**EXERCISE OBJECTIVE**
Report every line in the data below that contains the word "Testimonials".
---------------
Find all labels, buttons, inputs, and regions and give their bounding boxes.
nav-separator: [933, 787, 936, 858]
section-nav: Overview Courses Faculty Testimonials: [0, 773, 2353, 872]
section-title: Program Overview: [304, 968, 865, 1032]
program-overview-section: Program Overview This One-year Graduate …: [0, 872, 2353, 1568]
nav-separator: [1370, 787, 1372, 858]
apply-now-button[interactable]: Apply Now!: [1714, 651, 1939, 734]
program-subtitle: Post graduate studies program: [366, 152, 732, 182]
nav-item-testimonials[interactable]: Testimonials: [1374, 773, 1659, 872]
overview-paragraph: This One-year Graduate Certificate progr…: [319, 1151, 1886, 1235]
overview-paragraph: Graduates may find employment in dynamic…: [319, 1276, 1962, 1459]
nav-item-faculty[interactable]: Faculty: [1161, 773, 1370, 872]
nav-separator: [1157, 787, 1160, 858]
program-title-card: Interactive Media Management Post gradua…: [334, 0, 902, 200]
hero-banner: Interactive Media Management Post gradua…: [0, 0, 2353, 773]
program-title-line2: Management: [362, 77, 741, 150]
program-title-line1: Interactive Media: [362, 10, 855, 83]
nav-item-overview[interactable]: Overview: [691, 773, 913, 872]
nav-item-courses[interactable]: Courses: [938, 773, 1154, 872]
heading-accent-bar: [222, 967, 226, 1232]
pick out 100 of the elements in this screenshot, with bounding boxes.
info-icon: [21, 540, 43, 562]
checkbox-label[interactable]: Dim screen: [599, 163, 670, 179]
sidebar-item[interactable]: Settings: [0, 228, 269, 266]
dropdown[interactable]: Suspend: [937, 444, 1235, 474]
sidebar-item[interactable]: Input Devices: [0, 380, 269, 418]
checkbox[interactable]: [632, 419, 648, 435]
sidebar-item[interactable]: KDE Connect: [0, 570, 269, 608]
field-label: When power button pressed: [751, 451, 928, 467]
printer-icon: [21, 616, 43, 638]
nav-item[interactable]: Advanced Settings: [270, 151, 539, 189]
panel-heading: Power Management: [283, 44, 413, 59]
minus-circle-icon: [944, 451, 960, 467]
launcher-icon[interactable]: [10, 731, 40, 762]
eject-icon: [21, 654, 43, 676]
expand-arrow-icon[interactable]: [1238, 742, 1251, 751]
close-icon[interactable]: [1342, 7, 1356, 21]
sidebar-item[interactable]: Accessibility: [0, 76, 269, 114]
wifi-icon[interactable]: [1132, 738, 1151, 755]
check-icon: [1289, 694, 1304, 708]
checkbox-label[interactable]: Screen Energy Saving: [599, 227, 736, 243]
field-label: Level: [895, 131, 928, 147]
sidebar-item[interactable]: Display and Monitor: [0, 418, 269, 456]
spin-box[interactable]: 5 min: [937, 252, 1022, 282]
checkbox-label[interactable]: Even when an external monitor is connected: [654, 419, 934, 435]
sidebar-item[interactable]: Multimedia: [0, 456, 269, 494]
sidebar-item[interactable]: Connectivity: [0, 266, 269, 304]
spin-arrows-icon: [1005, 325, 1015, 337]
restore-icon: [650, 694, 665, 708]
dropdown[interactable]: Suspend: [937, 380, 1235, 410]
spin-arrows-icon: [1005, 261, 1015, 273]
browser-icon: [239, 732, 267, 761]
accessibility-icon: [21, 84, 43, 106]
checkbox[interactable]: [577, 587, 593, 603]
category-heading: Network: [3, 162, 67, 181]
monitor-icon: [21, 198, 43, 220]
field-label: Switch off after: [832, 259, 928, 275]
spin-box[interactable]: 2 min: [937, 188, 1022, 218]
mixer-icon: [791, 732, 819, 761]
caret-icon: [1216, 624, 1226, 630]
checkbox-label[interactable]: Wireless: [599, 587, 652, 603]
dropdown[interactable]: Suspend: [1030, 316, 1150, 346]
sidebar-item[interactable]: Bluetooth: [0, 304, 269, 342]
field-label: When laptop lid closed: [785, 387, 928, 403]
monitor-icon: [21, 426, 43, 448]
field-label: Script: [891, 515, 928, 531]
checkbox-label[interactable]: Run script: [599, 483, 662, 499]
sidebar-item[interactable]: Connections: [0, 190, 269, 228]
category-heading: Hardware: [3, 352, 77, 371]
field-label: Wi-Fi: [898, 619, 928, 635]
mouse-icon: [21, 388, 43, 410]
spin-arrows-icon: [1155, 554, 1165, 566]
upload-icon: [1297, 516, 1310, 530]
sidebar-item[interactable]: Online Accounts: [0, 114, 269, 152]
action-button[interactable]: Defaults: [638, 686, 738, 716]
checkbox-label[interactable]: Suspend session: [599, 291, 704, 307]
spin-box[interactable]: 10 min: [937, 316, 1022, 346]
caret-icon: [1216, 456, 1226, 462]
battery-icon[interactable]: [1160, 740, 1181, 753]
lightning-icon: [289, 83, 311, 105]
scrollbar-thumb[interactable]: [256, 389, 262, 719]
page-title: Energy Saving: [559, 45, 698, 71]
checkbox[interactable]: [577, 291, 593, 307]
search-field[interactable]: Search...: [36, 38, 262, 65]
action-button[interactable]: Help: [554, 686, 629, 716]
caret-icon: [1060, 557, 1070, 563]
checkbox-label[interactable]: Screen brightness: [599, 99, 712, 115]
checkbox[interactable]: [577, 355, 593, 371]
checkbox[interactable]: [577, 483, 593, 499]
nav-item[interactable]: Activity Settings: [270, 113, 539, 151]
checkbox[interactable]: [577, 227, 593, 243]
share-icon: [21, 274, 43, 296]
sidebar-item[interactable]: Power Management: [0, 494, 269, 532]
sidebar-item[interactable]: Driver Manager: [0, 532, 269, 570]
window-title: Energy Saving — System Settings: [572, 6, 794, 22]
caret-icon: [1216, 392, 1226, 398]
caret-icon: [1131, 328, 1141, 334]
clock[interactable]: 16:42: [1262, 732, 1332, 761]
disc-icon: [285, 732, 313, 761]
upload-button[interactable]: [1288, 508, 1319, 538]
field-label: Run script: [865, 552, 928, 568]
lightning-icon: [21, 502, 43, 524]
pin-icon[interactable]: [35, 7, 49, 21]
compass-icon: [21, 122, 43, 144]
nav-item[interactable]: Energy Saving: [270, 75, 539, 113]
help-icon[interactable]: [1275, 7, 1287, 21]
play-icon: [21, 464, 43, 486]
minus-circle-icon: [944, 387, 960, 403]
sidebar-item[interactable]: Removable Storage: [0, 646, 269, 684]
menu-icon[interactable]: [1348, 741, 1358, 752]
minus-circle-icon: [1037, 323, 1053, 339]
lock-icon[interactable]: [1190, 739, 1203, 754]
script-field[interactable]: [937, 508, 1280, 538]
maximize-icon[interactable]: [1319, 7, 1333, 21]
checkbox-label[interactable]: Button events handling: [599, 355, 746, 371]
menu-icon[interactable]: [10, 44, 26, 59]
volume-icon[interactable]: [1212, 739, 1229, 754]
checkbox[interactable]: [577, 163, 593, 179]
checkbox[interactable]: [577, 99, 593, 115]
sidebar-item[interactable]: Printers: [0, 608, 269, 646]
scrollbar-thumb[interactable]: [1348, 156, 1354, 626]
---------------
**FINAL ANSWER**
section-nav: Overview Courses Faculty Testimonials: [0, 773, 2353, 872]
nav-item-testimonials[interactable]: Testimonials: [1374, 773, 1659, 872]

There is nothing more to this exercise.